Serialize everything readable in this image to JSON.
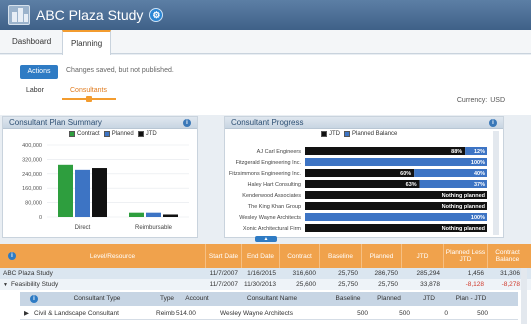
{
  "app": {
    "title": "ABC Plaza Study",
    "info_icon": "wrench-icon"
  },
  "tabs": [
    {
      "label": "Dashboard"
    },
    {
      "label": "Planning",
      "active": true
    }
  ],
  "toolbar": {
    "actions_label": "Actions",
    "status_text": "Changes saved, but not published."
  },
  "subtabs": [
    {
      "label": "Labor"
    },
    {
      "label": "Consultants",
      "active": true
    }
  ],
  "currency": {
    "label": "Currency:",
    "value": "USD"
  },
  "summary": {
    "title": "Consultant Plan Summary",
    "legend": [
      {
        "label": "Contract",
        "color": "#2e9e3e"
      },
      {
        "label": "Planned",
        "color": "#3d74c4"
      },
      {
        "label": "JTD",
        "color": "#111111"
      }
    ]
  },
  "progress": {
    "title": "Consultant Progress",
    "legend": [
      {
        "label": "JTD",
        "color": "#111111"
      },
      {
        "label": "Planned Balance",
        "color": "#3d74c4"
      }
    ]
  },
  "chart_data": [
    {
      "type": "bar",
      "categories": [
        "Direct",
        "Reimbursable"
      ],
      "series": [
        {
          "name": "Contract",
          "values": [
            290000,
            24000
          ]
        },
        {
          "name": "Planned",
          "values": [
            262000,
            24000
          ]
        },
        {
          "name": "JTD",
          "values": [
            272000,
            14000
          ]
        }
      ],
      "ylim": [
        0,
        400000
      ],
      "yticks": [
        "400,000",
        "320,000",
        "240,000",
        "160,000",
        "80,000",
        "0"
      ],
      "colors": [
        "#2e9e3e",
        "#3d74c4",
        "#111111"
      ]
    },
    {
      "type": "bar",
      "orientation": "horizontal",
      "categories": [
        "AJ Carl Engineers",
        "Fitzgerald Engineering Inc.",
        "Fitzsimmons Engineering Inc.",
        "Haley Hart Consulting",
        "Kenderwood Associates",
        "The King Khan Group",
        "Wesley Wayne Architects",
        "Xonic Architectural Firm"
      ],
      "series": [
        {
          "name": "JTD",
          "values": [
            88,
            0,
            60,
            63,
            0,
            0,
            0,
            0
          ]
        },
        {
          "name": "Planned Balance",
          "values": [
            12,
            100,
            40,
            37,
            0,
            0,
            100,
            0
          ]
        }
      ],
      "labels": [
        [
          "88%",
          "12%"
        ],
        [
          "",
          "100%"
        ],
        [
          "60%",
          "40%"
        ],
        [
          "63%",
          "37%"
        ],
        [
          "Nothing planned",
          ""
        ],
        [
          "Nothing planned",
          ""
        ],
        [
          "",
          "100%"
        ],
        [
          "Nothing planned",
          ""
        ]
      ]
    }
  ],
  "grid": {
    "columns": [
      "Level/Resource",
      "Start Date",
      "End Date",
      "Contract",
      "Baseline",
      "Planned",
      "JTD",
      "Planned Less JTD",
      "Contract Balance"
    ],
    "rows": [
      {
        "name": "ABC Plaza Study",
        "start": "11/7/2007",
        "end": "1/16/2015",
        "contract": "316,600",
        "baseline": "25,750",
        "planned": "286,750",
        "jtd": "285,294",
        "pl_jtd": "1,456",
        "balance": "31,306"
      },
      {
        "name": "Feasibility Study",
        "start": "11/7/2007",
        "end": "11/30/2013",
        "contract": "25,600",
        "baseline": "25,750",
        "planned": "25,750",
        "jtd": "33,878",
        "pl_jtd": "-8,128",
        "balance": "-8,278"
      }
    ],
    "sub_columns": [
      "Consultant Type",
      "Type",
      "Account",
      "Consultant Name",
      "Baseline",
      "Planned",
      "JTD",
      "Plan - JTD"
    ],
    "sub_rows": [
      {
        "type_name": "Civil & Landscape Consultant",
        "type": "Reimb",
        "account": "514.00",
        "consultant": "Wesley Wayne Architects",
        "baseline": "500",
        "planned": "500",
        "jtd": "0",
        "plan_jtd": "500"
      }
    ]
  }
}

| WHAT THE EXERCISE ASKS |
The entries above should be reproduced exactly, without their pictures.

| SOLUTION FOR THIS TASK |
Serialize everything readable in this image to JSON.
{
  "app": {
    "title": "ABC Plaza Study",
    "info_icon": "wrench-icon"
  },
  "tabs": [
    {
      "label": "Dashboard"
    },
    {
      "label": "Planning",
      "active": true
    }
  ],
  "toolbar": {
    "actions_label": "Actions",
    "status_text": "Changes saved, but not published."
  },
  "subtabs": [
    {
      "label": "Labor"
    },
    {
      "label": "Consultants",
      "active": true
    }
  ],
  "currency": {
    "label": "Currency:",
    "value": "USD"
  },
  "summary": {
    "title": "Consultant Plan Summary",
    "legend": [
      {
        "label": "Contract",
        "color": "#2e9e3e"
      },
      {
        "label": "Planned",
        "color": "#3d74c4"
      },
      {
        "label": "JTD",
        "color": "#111111"
      }
    ]
  },
  "progress": {
    "title": "Consultant Progress",
    "legend": [
      {
        "label": "JTD",
        "color": "#111111"
      },
      {
        "label": "Planned Balance",
        "color": "#3d74c4"
      }
    ]
  },
  "chart_data": [
    {
      "type": "bar",
      "categories": [
        "Direct",
        "Reimbursable"
      ],
      "series": [
        {
          "name": "Contract",
          "values": [
            290000,
            24000
          ]
        },
        {
          "name": "Planned",
          "values": [
            262000,
            24000
          ]
        },
        {
          "name": "JTD",
          "values": [
            272000,
            14000
          ]
        }
      ],
      "ylim": [
        0,
        400000
      ],
      "yticks": [
        "400,000",
        "320,000",
        "240,000",
        "160,000",
        "80,000",
        "0"
      ],
      "colors": [
        "#2e9e3e",
        "#3d74c4",
        "#111111"
      ]
    },
    {
      "type": "bar",
      "orientation": "horizontal",
      "categories": [
        "AJ Carl Engineers",
        "Fitzgerald Engineering Inc.",
        "Fitzsimmons Engineering Inc.",
        "Haley Hart Consulting",
        "Kenderwood Associates",
        "The King Khan Group",
        "Wesley Wayne Architects",
        "Xonic Architectural Firm"
      ],
      "series": [
        {
          "name": "JTD",
          "values": [
            88,
            0,
            60,
            63,
            0,
            0,
            0,
            0
          ]
        },
        {
          "name": "Planned Balance",
          "values": [
            12,
            100,
            40,
            37,
            0,
            0,
            100,
            0
          ]
        }
      ],
      "labels": [
        [
          "88%",
          "12%"
        ],
        [
          "",
          "100%"
        ],
        [
          "60%",
          "40%"
        ],
        [
          "63%",
          "37%"
        ],
        [
          "Nothing planned",
          ""
        ],
        [
          "Nothing planned",
          ""
        ],
        [
          "",
          "100%"
        ],
        [
          "Nothing planned",
          ""
        ]
      ]
    }
  ],
  "grid": {
    "columns": [
      "Level/Resource",
      "Start Date",
      "End Date",
      "Contract",
      "Baseline",
      "Planned",
      "JTD",
      "Planned Less JTD",
      "Contract Balance"
    ],
    "rows": [
      {
        "name": "ABC Plaza Study",
        "start": "11/7/2007",
        "end": "1/16/2015",
        "contract": "316,600",
        "baseline": "25,750",
        "planned": "286,750",
        "jtd": "285,294",
        "pl_jtd": "1,456",
        "balance": "31,306"
      },
      {
        "name": "Feasibility Study",
        "start": "11/7/2007",
        "end": "11/30/2013",
        "contract": "25,600",
        "baseline": "25,750",
        "planned": "25,750",
        "jtd": "33,878",
        "pl_jtd": "-8,128",
        "balance": "-8,278"
      }
    ],
    "sub_columns": [
      "Consultant Type",
      "Type",
      "Account",
      "Consultant Name",
      "Baseline",
      "Planned",
      "JTD",
      "Plan - JTD"
    ],
    "sub_rows": [
      {
        "type_name": "Civil & Landscape Consultant",
        "type": "Reimb",
        "account": "514.00",
        "consultant": "Wesley Wayne Architects",
        "baseline": "500",
        "planned": "500",
        "jtd": "0",
        "plan_jtd": "500"
      }
    ]
  }
}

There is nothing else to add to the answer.